● **Records for this exercise**
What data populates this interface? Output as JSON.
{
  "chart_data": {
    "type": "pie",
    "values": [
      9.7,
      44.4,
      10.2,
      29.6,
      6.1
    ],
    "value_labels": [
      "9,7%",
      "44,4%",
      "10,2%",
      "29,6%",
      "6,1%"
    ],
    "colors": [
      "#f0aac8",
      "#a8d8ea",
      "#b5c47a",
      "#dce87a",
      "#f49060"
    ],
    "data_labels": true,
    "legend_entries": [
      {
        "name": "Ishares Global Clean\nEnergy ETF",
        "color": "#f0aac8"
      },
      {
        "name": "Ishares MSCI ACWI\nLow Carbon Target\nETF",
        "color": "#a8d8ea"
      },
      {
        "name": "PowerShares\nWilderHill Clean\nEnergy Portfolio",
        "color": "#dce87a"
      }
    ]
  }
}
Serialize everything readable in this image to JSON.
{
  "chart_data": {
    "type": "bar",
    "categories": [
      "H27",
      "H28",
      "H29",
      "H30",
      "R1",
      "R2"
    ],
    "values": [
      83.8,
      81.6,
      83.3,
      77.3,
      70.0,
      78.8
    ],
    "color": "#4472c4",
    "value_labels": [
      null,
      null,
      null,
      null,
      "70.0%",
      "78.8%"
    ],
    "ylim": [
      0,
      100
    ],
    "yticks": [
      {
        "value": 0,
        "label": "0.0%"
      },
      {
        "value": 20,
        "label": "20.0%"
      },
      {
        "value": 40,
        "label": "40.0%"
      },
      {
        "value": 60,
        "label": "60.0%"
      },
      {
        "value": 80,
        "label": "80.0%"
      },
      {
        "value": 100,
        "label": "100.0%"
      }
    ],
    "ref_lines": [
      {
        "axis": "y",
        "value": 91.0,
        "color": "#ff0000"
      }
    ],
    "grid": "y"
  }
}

● **Written task**
Give the data again, exactly as it stands.

● **The completed task**
What data populates this interface? Output as JSON.
{
  "chart_data": {
    "type": "pie",
    "values": [
      9.7,
      44.4,
      10.2,
      29.6,
      6.1
    ],
    "value_labels": [
      "9,7%",
      "44,4%",
      "10,2%",
      "29,6%",
      "6,1%"
    ],
    "colors": [
      "#f0aac8",
      "#a8d8ea",
      "#b5c47a",
      "#dce87a",
      "#f49060"
    ],
    "data_labels": true,
    "legend_entries": [
      {
        "name": "Ishares Global Clean\nEnergy ETF",
        "color": "#f0aac8"
      },
      {
        "name": "Ishares MSCI ACWI\nLow Carbon Target\nETF",
        "color": "#a8d8ea"
      },
      {
        "name": "PowerShares\nWilderHill Clean\nEnergy Portfolio",
        "color": "#dce87a"
      }
    ]
  }
}
Serialize everything readable in this image to JSON.
{
  "chart_data": {
    "type": "bar",
    "categories": [
      "H27",
      "H28",
      "H29",
      "H30",
      "R1",
      "R2"
    ],
    "values": [
      83.8,
      81.6,
      83.3,
      77.3,
      70.0,
      78.8
    ],
    "color": "#4472c4",
    "value_labels": [
      null,
      null,
      null,
      null,
      "70.0%",
      "78.8%"
    ],
    "ylim": [
      0,
      100
    ],
    "yticks": [
      {
        "value": 0,
        "label": "0.0%"
      },
      {
        "value": 20,
        "label": "20.0%"
      },
      {
        "value": 40,
        "label": "40.0%"
      },
      {
        "value": 60,
        "label": "60.0%"
      },
      {
        "value": 80,
        "label": "80.0%"
      },
      {
        "value": 100,
        "label": "100.0%"
      }
    ],
    "ref_lines": [
      {
        "axis": "y",
        "value": 91.0,
        "color": "#ff0000"
      }
    ],
    "grid": "y"
  }
}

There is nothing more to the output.